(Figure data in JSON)
— Begin —

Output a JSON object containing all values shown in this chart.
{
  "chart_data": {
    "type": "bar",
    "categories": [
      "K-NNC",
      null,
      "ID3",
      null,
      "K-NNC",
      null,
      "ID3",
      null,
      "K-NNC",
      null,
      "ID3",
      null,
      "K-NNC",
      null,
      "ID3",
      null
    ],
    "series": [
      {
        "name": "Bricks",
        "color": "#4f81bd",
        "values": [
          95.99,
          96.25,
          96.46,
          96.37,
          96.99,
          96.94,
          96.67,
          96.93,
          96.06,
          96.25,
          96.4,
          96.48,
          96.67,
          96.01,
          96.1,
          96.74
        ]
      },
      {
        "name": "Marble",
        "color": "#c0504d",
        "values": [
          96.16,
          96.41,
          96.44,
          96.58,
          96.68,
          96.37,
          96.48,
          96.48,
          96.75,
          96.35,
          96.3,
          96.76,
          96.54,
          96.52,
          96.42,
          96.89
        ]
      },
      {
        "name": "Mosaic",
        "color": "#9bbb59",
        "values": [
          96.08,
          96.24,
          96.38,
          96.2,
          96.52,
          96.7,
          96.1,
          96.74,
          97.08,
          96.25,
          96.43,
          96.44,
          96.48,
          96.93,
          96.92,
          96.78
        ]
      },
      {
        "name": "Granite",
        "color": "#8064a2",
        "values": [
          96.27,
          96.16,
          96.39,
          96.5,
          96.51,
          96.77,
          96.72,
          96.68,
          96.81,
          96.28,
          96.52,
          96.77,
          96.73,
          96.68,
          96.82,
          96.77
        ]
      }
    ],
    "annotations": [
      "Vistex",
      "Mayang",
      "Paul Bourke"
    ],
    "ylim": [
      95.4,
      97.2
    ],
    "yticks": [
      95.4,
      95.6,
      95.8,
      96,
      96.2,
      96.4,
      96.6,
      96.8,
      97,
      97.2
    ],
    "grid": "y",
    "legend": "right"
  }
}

— End —
— Begin —

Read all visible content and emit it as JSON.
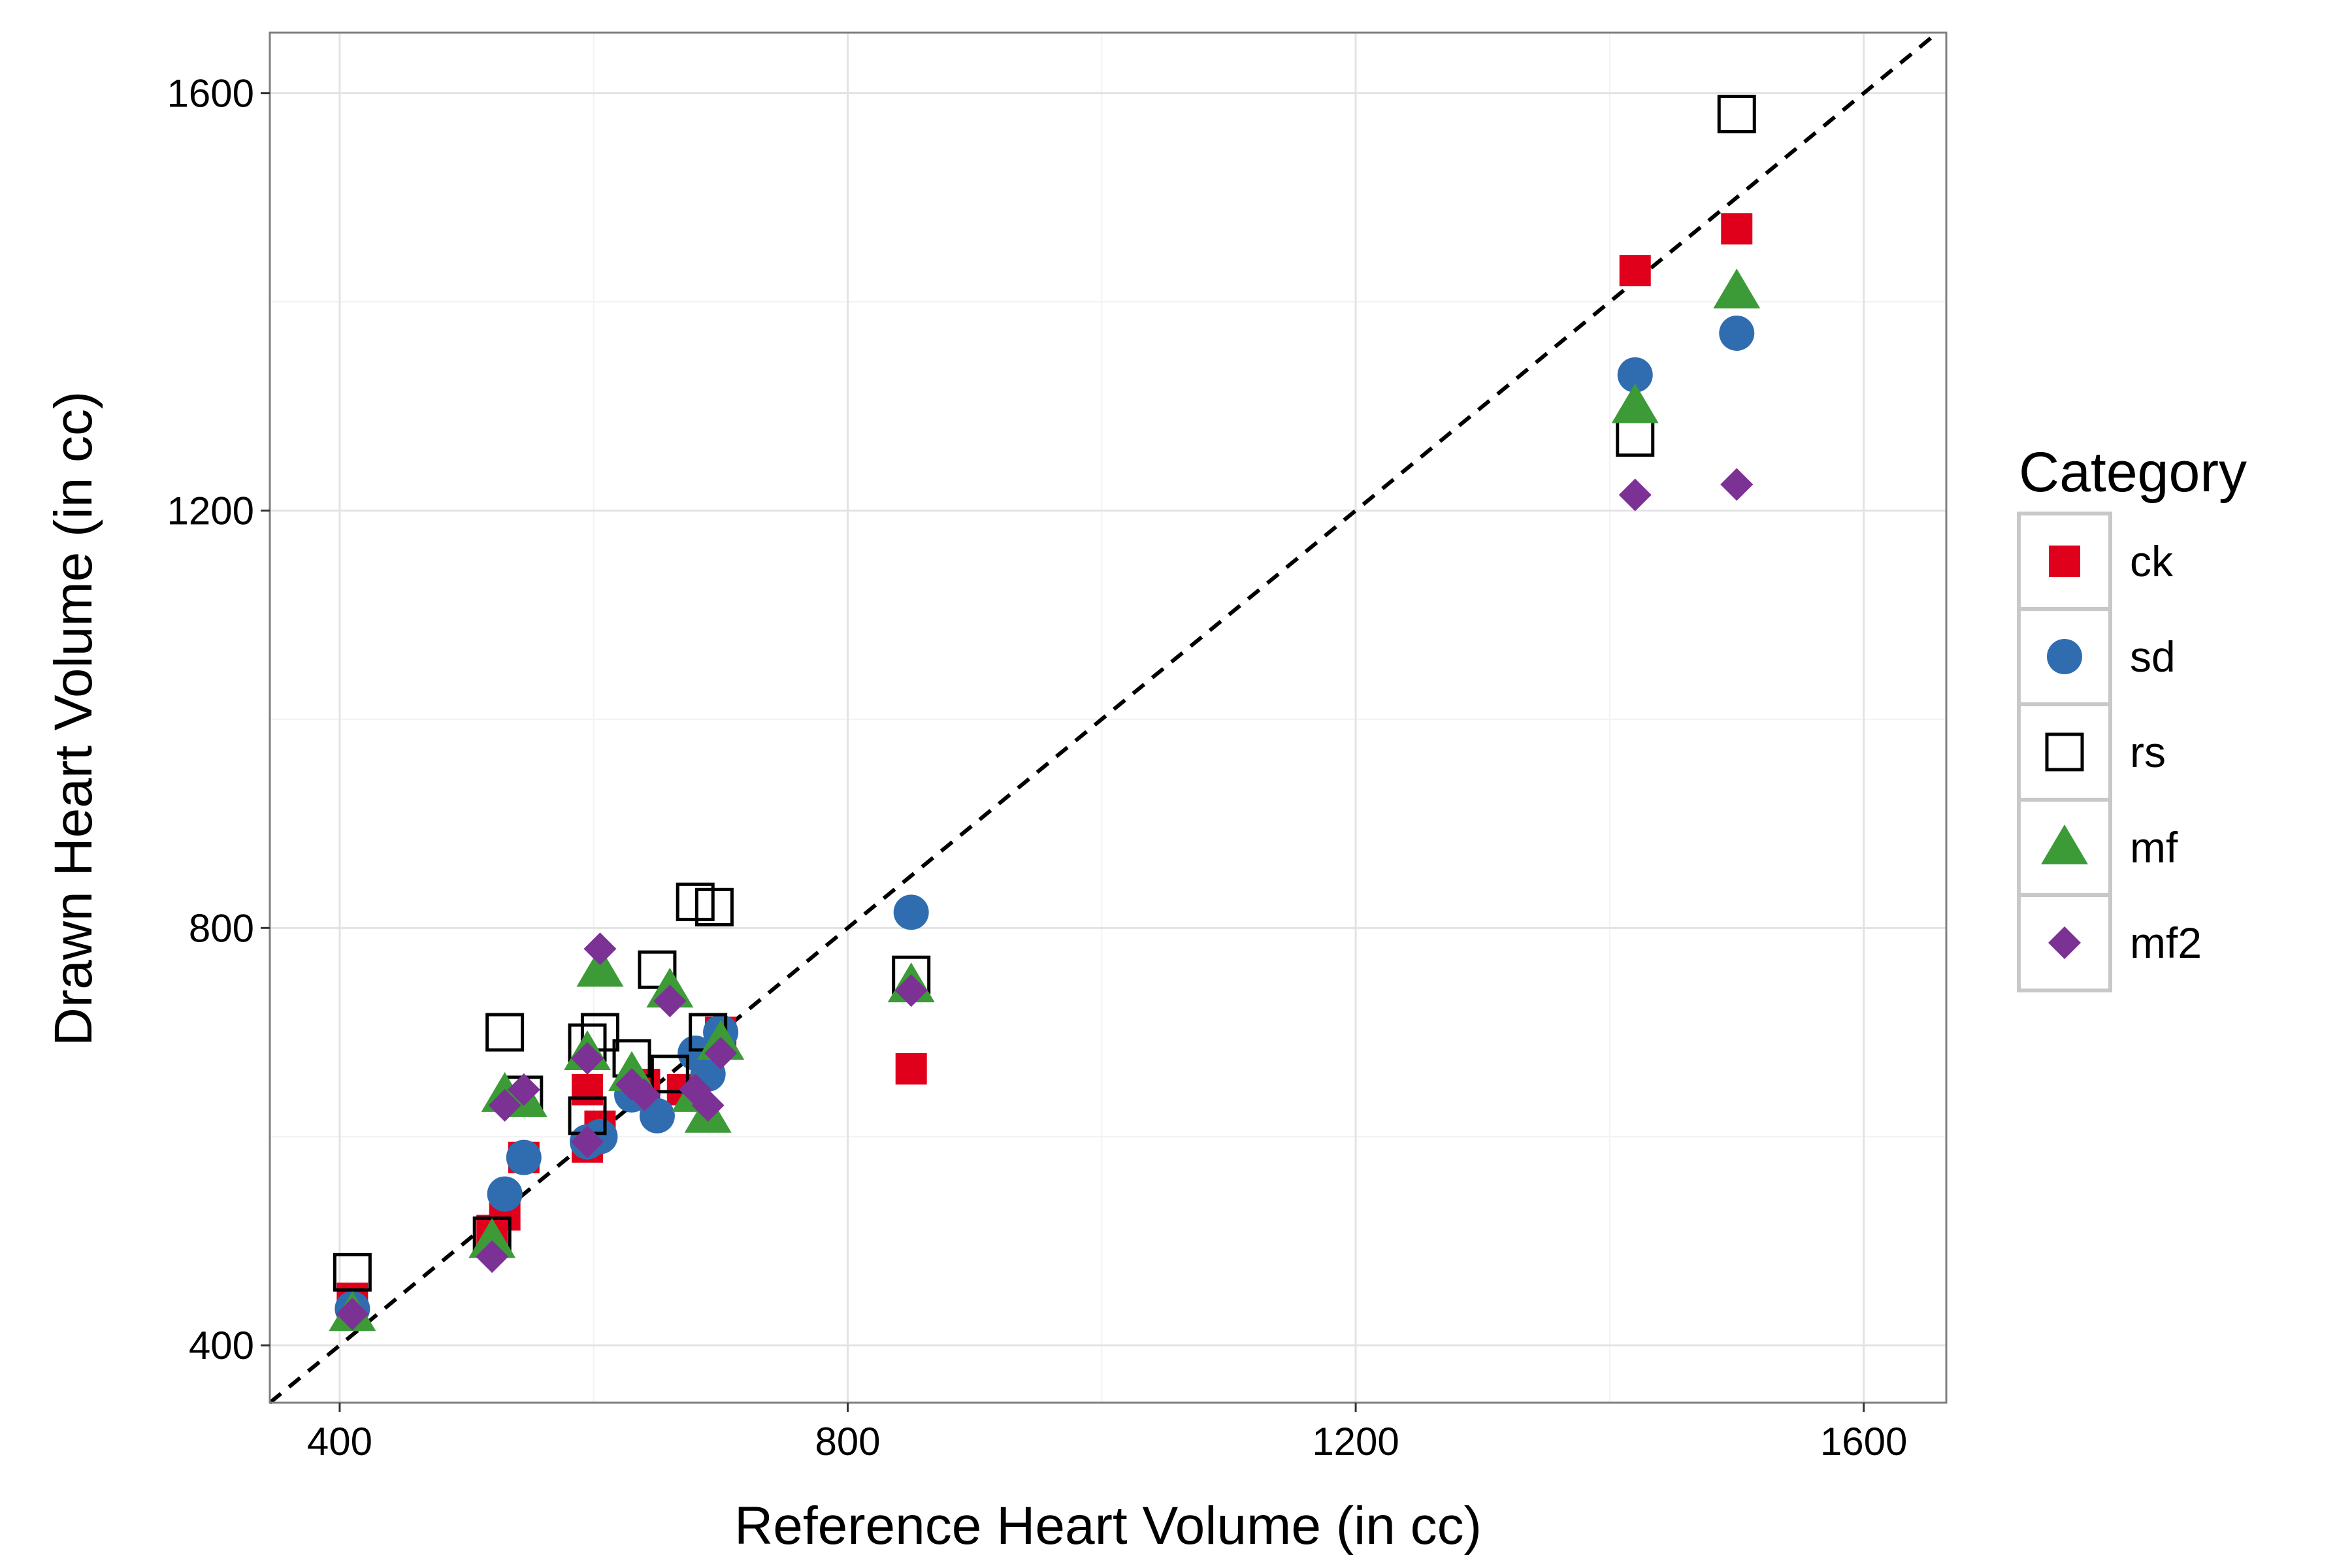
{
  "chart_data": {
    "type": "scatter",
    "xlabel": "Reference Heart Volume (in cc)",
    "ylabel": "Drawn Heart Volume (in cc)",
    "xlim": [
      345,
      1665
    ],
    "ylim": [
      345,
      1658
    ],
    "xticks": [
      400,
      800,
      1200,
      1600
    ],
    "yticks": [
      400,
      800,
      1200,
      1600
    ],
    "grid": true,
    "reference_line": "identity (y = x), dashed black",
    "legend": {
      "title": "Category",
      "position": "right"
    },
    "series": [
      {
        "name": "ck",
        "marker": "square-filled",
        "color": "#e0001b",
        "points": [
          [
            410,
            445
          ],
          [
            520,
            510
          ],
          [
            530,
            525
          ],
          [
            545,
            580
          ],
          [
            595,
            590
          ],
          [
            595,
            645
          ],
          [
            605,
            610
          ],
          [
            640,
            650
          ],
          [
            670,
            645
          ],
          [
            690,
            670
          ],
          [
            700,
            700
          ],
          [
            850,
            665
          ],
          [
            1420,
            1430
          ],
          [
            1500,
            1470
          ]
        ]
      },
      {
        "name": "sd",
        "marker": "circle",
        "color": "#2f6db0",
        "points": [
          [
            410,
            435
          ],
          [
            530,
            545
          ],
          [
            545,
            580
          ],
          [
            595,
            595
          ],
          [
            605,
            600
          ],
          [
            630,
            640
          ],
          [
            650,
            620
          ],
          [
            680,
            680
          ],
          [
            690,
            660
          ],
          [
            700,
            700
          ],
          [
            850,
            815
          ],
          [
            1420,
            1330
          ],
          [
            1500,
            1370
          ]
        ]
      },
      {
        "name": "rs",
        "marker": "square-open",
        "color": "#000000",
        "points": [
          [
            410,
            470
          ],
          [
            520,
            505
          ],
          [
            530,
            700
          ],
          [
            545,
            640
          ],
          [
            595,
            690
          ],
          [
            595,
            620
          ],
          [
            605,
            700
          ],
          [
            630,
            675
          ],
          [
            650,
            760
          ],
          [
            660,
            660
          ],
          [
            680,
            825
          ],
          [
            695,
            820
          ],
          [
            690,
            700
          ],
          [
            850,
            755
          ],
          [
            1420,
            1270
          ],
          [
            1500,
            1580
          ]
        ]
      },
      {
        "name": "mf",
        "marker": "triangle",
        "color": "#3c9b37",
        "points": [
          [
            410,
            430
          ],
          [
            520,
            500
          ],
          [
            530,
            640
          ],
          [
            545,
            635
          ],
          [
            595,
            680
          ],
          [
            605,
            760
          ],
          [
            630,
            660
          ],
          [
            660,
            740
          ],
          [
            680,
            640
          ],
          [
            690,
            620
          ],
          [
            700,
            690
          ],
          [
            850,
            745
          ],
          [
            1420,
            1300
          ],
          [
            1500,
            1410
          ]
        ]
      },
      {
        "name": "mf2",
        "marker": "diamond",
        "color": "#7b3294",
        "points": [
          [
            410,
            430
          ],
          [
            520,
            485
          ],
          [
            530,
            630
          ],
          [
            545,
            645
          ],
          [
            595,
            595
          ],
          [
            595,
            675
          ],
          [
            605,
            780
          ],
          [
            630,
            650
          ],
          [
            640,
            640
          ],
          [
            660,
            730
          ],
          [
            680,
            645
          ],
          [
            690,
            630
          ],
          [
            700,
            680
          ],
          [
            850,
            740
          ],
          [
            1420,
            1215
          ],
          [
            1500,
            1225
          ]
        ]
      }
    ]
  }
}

— End —

### Prompt
Look over the listing above. Pick out and copy every line that includes "marker".

### Result
        "marker": "square-filled",
        "marker": "circle",
        "marker": "square-open",
        "marker": "triangle",
        "marker": "diamond",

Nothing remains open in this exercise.